Prompt:
Can you find the lines of the listing that include "source" and copy every one?
[Start]
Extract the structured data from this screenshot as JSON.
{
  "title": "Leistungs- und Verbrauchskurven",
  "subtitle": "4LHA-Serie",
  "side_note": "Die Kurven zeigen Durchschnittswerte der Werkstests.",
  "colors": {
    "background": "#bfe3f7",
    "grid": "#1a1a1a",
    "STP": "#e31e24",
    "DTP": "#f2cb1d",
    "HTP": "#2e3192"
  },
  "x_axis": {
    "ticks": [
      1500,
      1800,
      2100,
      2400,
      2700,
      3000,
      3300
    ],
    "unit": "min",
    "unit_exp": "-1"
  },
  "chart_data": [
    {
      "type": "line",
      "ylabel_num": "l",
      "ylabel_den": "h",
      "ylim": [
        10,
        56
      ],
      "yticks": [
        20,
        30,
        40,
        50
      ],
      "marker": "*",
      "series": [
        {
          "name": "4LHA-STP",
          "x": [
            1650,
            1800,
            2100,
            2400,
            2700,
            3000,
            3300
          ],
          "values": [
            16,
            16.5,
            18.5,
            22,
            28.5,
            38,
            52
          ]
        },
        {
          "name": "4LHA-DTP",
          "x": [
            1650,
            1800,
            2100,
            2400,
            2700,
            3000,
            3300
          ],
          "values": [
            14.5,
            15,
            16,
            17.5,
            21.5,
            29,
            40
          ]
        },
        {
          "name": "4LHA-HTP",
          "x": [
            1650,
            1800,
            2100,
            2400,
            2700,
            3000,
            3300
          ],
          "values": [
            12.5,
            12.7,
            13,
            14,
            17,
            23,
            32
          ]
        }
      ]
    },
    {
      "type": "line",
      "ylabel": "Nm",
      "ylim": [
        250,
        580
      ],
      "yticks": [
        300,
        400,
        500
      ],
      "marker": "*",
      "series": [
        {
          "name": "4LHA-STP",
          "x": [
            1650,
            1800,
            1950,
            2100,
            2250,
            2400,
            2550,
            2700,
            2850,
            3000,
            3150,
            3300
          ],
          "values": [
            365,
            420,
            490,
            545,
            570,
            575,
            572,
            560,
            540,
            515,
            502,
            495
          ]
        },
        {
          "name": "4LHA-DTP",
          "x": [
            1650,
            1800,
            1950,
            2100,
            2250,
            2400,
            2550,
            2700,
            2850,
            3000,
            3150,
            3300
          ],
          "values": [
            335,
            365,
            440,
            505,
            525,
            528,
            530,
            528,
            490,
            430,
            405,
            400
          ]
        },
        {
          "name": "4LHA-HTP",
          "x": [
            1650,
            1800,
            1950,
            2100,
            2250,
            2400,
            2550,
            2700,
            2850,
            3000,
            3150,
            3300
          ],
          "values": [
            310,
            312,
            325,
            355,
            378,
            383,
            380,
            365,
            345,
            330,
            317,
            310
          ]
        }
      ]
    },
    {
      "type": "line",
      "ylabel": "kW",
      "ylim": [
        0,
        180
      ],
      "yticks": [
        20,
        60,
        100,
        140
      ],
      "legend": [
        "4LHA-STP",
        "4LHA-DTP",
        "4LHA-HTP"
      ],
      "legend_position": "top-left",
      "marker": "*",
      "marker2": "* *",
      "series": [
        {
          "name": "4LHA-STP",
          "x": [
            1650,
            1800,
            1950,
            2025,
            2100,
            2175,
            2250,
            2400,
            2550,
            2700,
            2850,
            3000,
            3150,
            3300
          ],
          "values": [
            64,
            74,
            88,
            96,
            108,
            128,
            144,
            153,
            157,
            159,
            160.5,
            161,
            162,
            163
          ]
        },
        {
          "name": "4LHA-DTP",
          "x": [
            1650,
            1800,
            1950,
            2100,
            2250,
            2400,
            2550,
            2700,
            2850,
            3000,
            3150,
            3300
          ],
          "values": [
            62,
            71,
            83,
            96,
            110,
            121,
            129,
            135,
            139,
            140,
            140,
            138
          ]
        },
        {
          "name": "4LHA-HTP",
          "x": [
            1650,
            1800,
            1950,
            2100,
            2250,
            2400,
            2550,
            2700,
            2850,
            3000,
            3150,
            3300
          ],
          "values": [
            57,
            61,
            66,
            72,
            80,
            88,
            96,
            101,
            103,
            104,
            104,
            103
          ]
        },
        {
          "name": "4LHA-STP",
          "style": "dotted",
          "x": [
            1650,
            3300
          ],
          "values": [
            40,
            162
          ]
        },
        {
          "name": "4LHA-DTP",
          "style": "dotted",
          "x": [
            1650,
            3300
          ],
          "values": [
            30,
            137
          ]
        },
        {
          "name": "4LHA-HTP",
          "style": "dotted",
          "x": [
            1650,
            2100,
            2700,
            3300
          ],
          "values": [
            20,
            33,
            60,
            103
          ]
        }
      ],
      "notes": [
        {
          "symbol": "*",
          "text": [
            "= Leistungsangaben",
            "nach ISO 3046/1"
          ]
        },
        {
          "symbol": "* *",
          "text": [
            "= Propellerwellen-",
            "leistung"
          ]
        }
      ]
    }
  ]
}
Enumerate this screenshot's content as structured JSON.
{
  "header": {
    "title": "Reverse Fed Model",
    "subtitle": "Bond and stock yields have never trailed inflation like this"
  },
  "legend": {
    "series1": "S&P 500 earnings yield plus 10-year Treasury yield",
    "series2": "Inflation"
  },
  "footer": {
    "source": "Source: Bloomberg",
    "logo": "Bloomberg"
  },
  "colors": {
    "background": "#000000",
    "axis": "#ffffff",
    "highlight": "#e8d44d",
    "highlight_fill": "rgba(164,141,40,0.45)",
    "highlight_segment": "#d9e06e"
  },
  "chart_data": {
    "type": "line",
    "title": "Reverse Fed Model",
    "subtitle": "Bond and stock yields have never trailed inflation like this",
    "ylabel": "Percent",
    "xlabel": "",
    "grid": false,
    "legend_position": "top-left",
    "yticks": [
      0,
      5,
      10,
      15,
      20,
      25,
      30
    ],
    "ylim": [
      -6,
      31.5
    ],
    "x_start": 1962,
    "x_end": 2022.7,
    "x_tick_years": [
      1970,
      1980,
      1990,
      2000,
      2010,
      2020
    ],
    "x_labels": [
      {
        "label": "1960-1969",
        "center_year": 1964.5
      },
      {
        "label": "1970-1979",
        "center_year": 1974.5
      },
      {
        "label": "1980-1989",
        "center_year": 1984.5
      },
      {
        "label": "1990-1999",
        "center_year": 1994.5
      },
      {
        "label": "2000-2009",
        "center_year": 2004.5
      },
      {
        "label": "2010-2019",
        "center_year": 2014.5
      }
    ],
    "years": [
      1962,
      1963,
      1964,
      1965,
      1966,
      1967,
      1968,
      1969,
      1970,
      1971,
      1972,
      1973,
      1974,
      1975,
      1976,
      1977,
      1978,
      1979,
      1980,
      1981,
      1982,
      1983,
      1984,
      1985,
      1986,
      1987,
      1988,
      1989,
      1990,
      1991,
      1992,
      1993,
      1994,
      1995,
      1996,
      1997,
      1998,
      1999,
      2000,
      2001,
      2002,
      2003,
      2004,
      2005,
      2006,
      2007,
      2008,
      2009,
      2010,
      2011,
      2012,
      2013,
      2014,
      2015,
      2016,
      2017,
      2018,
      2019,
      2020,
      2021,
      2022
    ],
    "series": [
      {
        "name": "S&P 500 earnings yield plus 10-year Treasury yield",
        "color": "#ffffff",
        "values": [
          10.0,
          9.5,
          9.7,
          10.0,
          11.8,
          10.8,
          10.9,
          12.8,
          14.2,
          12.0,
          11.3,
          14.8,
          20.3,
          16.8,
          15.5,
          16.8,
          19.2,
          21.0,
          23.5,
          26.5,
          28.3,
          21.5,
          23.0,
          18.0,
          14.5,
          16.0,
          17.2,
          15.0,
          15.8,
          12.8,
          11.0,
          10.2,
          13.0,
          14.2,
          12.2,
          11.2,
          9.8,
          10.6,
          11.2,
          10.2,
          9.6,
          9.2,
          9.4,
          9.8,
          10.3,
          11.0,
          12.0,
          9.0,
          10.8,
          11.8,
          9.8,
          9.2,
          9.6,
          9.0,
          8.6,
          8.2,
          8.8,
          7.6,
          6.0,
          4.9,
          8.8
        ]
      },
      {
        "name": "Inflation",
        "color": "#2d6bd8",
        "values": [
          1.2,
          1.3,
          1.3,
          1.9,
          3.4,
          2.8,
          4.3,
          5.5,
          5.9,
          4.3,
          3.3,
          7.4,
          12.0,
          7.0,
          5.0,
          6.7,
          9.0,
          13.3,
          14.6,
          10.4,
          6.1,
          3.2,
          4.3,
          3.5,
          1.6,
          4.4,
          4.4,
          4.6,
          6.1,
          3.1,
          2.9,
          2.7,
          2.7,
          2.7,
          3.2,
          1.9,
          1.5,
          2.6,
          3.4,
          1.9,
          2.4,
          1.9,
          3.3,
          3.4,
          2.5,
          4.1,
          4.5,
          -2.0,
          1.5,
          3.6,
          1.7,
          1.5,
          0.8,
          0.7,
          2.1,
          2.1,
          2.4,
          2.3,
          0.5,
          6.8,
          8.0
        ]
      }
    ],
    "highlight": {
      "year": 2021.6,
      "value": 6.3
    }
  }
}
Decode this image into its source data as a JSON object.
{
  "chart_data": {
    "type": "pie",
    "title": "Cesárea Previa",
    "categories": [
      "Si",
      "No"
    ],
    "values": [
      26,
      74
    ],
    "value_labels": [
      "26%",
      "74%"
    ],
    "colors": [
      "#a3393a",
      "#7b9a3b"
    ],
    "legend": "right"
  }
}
[End]
Task answer:
    "source": "Source: Bloomberg",
Decode this image into its source data as a JSON object.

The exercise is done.